## BEGIN

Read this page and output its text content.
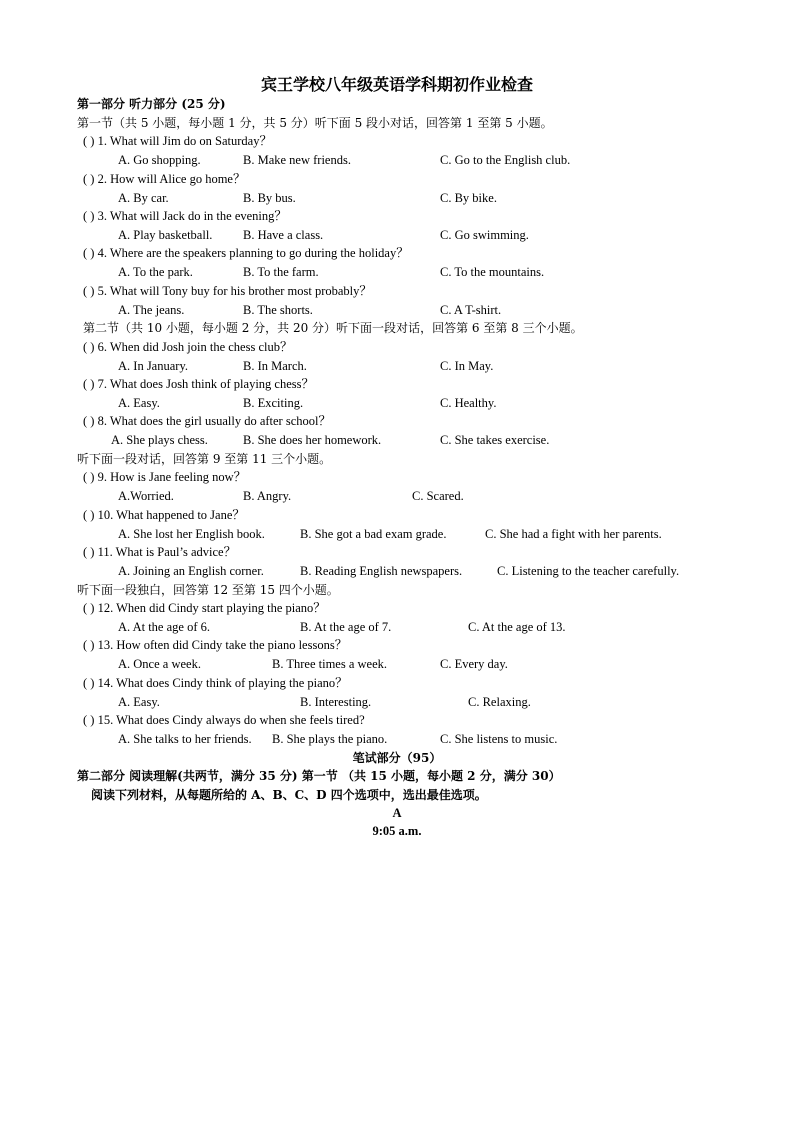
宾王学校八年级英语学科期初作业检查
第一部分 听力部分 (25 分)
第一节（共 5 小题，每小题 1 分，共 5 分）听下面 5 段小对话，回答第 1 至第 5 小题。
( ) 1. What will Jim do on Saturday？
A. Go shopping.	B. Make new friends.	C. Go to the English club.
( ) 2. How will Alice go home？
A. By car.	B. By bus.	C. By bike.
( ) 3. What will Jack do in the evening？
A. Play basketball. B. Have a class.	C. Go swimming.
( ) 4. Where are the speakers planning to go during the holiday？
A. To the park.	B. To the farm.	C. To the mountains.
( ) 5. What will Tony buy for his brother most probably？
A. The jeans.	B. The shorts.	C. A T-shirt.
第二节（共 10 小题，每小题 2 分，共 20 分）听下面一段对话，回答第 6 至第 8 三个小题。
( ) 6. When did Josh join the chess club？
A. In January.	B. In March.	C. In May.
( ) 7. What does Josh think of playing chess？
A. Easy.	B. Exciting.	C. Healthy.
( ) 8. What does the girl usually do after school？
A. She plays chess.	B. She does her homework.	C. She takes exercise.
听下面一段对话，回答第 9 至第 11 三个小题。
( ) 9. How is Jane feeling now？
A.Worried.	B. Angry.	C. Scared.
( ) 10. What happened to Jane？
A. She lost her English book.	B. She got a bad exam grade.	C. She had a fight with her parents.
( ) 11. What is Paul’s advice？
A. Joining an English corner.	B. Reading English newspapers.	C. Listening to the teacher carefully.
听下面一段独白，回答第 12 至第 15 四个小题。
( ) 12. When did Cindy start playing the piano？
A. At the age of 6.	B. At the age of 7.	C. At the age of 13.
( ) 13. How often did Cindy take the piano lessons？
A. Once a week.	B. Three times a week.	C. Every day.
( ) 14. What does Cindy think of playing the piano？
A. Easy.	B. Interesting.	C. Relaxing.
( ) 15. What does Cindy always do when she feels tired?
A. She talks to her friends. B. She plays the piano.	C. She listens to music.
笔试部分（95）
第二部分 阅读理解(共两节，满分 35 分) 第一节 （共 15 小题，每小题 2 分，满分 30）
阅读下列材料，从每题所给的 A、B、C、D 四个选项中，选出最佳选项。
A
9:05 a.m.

## END
## BEGIN

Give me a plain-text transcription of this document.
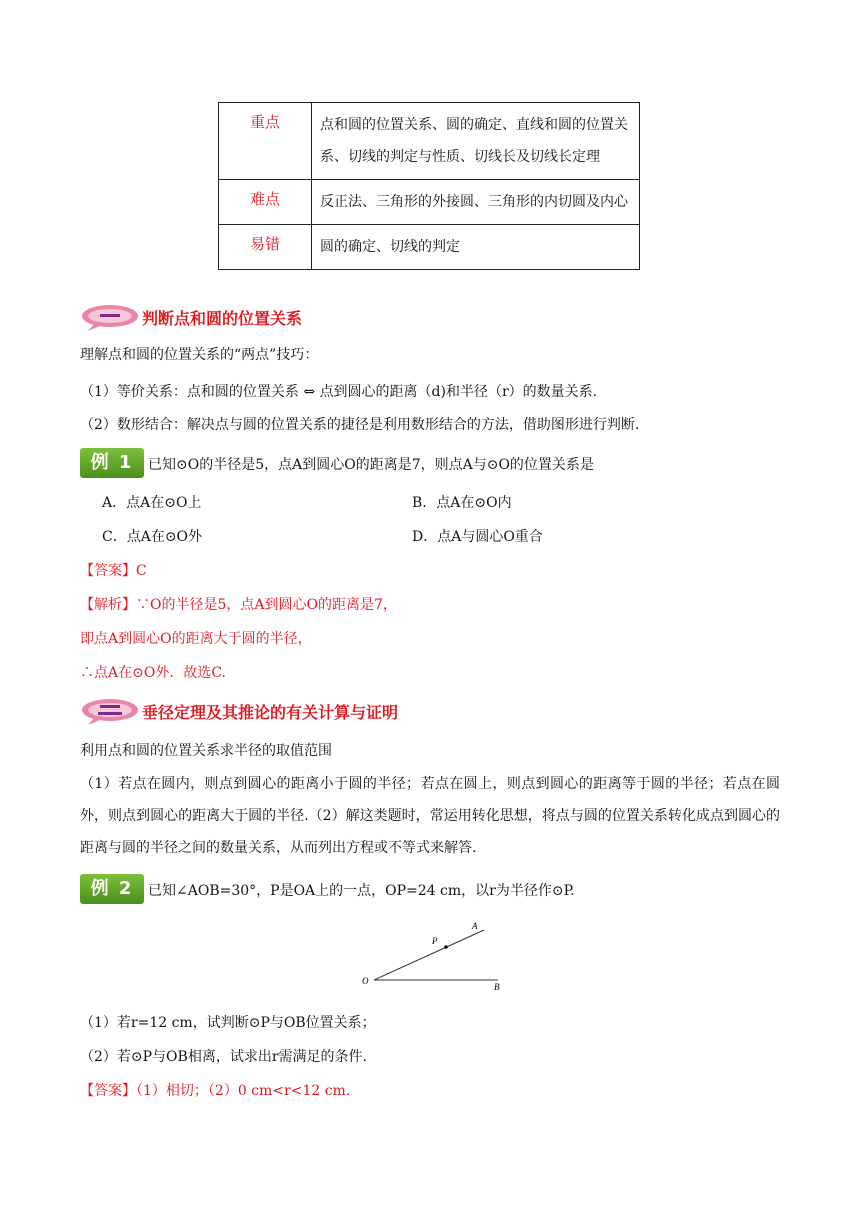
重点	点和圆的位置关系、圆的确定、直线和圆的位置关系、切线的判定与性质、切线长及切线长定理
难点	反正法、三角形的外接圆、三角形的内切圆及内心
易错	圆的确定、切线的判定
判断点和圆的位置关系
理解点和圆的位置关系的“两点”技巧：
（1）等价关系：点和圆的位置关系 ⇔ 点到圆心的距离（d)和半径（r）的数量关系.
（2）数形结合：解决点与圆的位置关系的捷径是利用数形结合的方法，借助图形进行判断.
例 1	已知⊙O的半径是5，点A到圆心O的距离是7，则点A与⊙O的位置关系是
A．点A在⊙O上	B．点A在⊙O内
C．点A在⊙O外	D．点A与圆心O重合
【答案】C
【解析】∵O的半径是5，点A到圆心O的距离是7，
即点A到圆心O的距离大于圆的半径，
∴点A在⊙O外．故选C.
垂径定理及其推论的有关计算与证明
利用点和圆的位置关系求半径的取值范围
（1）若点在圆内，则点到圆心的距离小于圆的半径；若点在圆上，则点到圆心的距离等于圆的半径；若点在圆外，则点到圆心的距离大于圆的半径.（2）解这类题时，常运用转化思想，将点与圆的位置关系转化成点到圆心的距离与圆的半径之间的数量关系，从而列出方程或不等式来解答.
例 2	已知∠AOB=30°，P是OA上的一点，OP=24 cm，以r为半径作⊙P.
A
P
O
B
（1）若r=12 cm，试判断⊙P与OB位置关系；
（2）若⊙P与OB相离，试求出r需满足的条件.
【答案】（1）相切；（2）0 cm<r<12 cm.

## END
## BEGIN

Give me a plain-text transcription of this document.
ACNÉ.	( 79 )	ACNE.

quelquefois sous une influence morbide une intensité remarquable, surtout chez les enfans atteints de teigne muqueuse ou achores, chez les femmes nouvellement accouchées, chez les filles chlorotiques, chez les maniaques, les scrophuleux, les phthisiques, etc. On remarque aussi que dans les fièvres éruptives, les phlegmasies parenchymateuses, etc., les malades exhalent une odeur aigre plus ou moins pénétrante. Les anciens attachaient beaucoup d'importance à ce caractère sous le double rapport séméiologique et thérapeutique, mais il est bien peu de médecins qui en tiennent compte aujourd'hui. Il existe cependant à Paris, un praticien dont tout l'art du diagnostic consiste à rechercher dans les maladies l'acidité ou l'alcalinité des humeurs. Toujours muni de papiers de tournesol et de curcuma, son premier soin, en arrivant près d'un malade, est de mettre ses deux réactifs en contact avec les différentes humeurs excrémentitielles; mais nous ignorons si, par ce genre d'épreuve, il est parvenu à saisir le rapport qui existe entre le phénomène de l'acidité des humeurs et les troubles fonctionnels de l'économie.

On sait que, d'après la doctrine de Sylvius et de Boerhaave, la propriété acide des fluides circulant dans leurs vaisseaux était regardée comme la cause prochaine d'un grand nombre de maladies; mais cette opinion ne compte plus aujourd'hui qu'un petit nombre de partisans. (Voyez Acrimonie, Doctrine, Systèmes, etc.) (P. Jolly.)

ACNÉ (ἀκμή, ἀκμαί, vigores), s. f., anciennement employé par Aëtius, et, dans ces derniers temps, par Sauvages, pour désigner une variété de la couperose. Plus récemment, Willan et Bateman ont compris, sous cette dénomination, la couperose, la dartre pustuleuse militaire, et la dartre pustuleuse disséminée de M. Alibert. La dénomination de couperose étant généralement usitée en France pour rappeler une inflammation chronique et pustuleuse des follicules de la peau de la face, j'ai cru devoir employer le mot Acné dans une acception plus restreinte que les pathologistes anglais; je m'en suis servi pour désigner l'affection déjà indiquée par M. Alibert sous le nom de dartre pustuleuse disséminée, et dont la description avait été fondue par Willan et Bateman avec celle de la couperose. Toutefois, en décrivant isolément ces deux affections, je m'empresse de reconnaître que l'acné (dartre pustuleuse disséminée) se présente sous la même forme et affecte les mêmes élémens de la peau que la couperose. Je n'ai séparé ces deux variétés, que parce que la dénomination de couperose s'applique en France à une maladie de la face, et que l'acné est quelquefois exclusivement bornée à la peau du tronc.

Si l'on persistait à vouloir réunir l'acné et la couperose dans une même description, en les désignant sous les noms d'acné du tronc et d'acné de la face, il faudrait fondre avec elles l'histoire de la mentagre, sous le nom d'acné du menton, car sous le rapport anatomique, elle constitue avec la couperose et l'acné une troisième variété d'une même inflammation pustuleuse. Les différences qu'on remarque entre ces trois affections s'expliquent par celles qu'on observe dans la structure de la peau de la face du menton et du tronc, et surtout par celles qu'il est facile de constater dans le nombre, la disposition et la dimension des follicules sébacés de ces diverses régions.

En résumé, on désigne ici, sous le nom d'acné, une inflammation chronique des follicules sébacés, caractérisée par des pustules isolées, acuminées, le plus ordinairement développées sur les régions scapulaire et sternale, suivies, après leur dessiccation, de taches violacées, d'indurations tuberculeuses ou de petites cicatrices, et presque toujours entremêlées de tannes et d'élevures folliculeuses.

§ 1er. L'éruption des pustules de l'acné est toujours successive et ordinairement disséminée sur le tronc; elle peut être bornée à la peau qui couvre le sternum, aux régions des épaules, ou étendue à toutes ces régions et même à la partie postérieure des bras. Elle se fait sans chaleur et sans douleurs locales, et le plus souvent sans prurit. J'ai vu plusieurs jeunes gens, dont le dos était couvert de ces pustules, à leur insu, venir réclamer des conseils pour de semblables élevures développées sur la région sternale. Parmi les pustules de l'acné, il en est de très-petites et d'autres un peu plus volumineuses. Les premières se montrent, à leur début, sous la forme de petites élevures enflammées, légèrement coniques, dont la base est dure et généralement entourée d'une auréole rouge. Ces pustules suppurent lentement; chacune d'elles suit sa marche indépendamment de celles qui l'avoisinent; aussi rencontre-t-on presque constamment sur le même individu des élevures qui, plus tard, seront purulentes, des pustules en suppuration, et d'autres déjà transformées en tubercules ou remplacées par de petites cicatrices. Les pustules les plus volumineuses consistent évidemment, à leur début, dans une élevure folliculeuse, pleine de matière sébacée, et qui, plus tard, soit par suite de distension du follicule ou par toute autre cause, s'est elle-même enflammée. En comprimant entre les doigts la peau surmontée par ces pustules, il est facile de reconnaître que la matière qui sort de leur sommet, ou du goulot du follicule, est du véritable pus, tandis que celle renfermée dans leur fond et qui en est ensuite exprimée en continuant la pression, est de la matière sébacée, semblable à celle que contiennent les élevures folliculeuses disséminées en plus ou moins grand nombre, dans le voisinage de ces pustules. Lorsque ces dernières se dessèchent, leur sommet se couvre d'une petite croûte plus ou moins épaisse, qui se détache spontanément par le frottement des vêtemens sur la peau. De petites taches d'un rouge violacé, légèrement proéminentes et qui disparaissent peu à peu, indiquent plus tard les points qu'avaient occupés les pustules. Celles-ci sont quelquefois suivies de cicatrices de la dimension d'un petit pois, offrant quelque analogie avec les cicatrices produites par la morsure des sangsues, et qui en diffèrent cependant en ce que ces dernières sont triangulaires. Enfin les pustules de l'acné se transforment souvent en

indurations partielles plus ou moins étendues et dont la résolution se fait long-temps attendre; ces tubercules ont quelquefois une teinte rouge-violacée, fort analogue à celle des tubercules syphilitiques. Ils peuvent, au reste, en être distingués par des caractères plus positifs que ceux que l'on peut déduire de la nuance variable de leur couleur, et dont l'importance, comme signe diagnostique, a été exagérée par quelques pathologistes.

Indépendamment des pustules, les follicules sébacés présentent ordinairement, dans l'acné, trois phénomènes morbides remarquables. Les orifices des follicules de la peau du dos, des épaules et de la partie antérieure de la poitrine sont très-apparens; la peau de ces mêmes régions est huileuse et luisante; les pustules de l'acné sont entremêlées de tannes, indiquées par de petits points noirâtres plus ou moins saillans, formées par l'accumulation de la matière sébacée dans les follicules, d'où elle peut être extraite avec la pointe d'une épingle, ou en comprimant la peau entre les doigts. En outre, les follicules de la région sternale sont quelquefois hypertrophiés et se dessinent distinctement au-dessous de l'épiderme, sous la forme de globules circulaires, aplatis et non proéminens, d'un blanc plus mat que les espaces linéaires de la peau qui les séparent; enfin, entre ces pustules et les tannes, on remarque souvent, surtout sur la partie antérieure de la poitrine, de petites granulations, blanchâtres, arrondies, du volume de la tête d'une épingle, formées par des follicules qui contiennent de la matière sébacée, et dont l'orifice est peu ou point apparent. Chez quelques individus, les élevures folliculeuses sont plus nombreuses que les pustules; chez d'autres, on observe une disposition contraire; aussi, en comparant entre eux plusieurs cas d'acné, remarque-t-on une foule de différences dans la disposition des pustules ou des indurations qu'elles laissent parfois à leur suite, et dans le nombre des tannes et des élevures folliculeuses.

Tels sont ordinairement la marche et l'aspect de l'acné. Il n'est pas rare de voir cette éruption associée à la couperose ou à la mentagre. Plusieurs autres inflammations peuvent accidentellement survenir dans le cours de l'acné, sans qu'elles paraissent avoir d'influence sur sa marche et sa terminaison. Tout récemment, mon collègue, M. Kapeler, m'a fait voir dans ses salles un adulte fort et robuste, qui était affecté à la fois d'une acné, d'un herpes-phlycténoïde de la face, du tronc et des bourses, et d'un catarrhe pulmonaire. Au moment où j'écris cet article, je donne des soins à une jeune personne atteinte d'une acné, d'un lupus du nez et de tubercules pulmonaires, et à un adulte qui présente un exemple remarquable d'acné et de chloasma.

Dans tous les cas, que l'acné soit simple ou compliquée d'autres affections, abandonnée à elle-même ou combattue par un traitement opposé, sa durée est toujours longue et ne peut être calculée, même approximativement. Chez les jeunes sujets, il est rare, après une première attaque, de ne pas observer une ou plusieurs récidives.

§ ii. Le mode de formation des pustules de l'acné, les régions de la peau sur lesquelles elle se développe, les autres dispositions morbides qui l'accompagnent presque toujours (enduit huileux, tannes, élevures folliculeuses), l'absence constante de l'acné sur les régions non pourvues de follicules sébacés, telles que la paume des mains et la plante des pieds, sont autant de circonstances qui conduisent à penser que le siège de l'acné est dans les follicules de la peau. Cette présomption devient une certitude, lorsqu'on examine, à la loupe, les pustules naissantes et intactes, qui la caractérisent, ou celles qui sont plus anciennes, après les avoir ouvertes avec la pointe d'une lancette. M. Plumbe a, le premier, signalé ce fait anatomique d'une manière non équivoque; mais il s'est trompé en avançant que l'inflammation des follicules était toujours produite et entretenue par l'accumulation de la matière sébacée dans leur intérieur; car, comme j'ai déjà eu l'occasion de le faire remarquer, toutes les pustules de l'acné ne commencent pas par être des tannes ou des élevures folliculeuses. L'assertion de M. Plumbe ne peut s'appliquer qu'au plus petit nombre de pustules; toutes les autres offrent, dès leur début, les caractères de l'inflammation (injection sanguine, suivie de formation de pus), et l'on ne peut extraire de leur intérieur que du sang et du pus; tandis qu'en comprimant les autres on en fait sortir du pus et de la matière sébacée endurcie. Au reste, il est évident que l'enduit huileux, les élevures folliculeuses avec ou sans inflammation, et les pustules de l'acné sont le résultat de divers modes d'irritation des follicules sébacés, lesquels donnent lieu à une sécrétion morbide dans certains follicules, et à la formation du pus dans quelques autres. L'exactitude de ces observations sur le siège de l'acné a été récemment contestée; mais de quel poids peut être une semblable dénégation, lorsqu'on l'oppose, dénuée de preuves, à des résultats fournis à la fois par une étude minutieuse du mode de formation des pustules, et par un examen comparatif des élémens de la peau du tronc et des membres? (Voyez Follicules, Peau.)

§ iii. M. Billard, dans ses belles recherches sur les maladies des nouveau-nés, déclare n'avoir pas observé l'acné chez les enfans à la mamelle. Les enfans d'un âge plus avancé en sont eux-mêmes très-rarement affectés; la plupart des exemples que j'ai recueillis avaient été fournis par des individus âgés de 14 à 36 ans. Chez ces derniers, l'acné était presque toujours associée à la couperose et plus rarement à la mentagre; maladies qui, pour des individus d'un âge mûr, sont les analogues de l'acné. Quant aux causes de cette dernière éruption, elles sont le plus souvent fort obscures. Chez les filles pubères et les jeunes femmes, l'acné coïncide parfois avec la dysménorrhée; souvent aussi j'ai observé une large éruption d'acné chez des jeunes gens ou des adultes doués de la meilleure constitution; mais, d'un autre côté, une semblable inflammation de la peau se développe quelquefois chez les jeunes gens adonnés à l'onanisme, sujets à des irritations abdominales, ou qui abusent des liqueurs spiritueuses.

## END

= STATED PROBLEM =
Search the preceding listing for the word "think" and pull out every line that holds it.

= SOLUTION FOR THIS EXERCISE =
( ) 7. What does Josh think of playing chess？
( ) 14. What does Cindy think of playing the piano？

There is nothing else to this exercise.